> Task requirements
Retype each line of the material exactly, please, skipping any picture in it.

> Available records
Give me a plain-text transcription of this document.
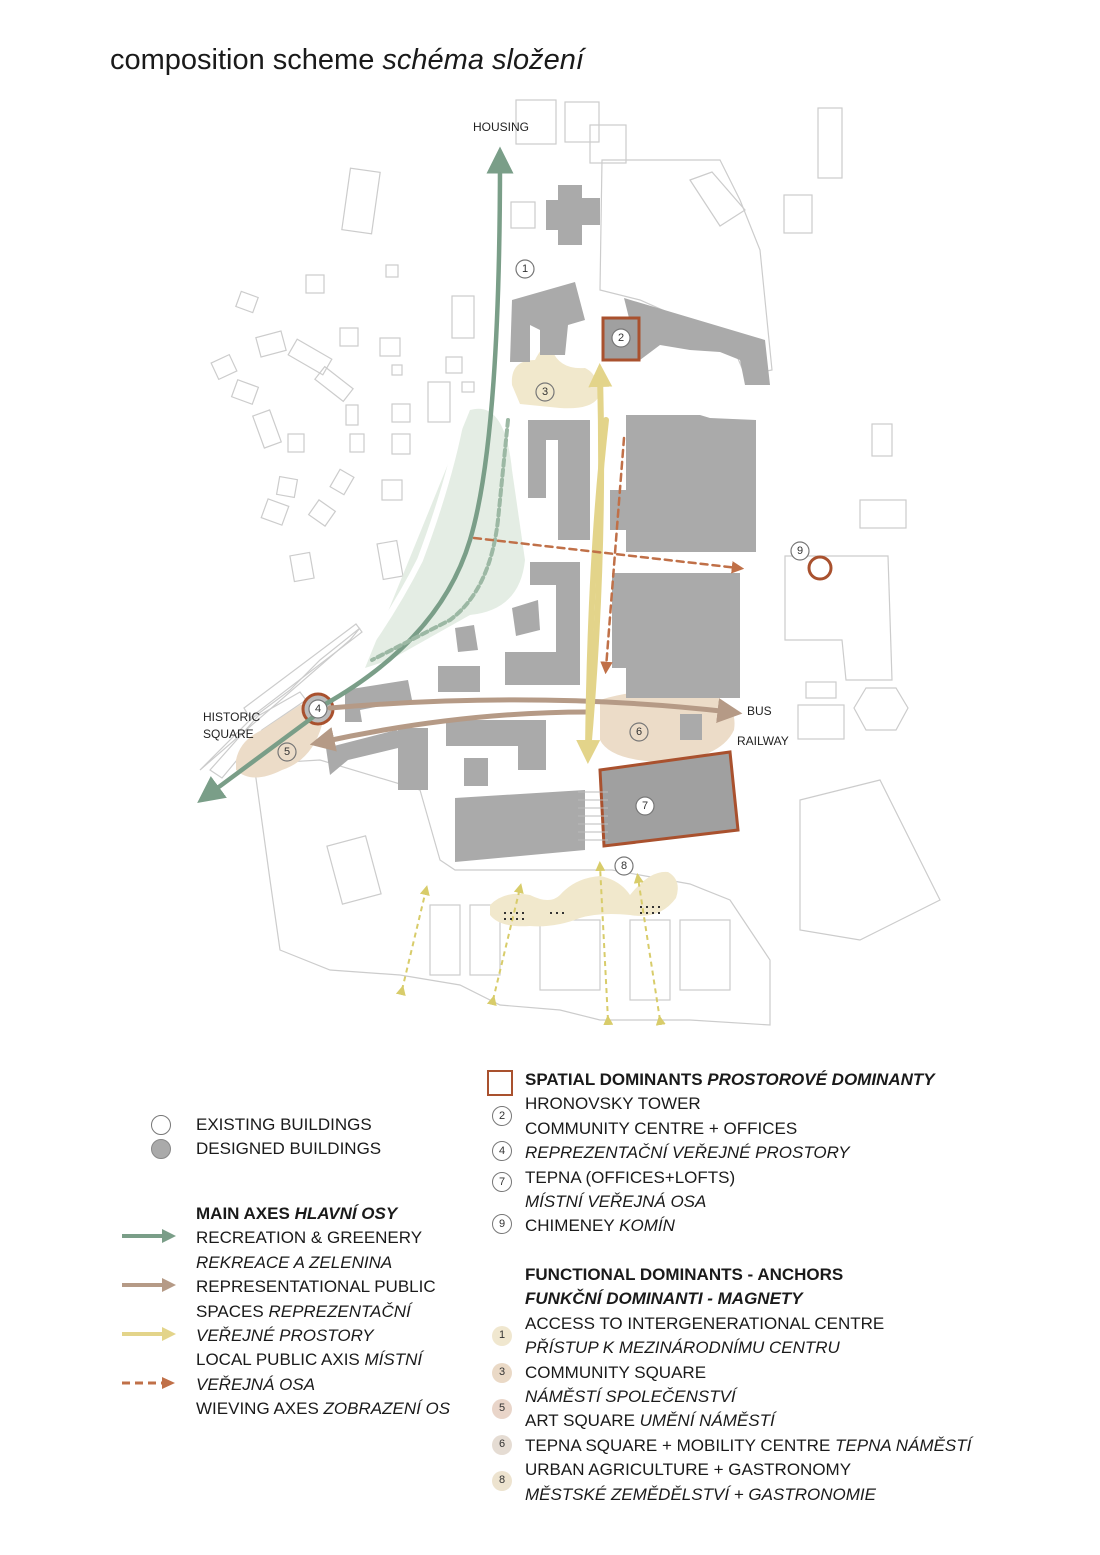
composition scheme schéma složení
HOUSING
HISTORIC
SQUARE
BUS
RAILWAY
1
2
3
4
5
6
7
8
9
EXISTING BUILDINGS
DESIGNED BUILDINGS
MAIN AXES HLAVNÍ OSY
RECREATION & GREENERY
REKREACE A ZELENINA
REPRESENTATIONAL PUBLIC
SPACES REPREZENTAČNÍ
VEŘEJNÉ PROSTORY
LOCAL PUBLIC AXIS MÍSTNÍ
VEŘEJNÁ OSA
WIEVING AXES ZOBRAZENÍ OS
2
4
7
9
SPATIAL DOMINANTS PROSTOROVÉ DOMINANTY
HRONOVSKY TOWER
COMMUNITY CENTRE + OFFICES
REPREZENTAČNÍ VEŘEJNÉ PROSTORY
TEPNA (OFFICES+LOFTS)
MÍSTNÍ VEŘEJNÁ OSA
CHIMENEY KOMÍN
1
3
5
6
8
FUNCTIONAL DOMINANTS - ANCHORS
FUNKČNÍ DOMINANTI - MAGNETY
ACCESS TO INTERGENERATIONAL CENTRE
PŘÍSTUP K MEZINÁRODNÍMU CENTRU
COMMUNITY SQUARE
NÁMĚSTÍ SPOLEČENSTVÍ
ART SQUARE UMĚNÍ NÁMĚSTÍ
TEPNA SQUARE + MOBILITY CENTRE TEPNA NÁMĚSTÍ
URBAN AGRICULTURE + GASTRONOMY
MĚSTSKÉ ZEMĚDĚLSTVÍ + GASTRONOMIE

> Response to this exercise
Give me a plain-text transcription of this document.
composition scheme schéma složení
HOUSING
HISTORIC
SQUARE
BUS
RAILWAY
1
2
3
4
5
6
7
8
9
EXISTING BUILDINGS
DESIGNED BUILDINGS
MAIN AXES HLAVNÍ OSY
RECREATION & GREENERY
REKREACE A ZELENINA
REPRESENTATIONAL PUBLIC
SPACES REPREZENTAČNÍ
VEŘEJNÉ PROSTORY
LOCAL PUBLIC AXIS MÍSTNÍ
VEŘEJNÁ OSA
WIEVING AXES ZOBRAZENÍ OS
2
4
7
9
SPATIAL DOMINANTS PROSTOROVÉ DOMINANTY
HRONOVSKY TOWER
COMMUNITY CENTRE + OFFICES
REPREZENTAČNÍ VEŘEJNÉ PROSTORY
TEPNA (OFFICES+LOFTS)
MÍSTNÍ VEŘEJNÁ OSA
CHIMENEY KOMÍN
1
3
5
6
8
FUNCTIONAL DOMINANTS - ANCHORS
FUNKČNÍ DOMINANTI - MAGNETY
ACCESS TO INTERGENERATIONAL CENTRE
PŘÍSTUP K MEZINÁRODNÍMU CENTRU
COMMUNITY SQUARE
NÁMĚSTÍ SPOLEČENSTVÍ
ART SQUARE UMĚNÍ NÁMĚSTÍ
TEPNA SQUARE + MOBILITY CENTRE TEPNA NÁMĚSTÍ
URBAN AGRICULTURE + GASTRONOMY
MĚSTSKÉ ZEMĚDĚLSTVÍ + GASTRONOMIE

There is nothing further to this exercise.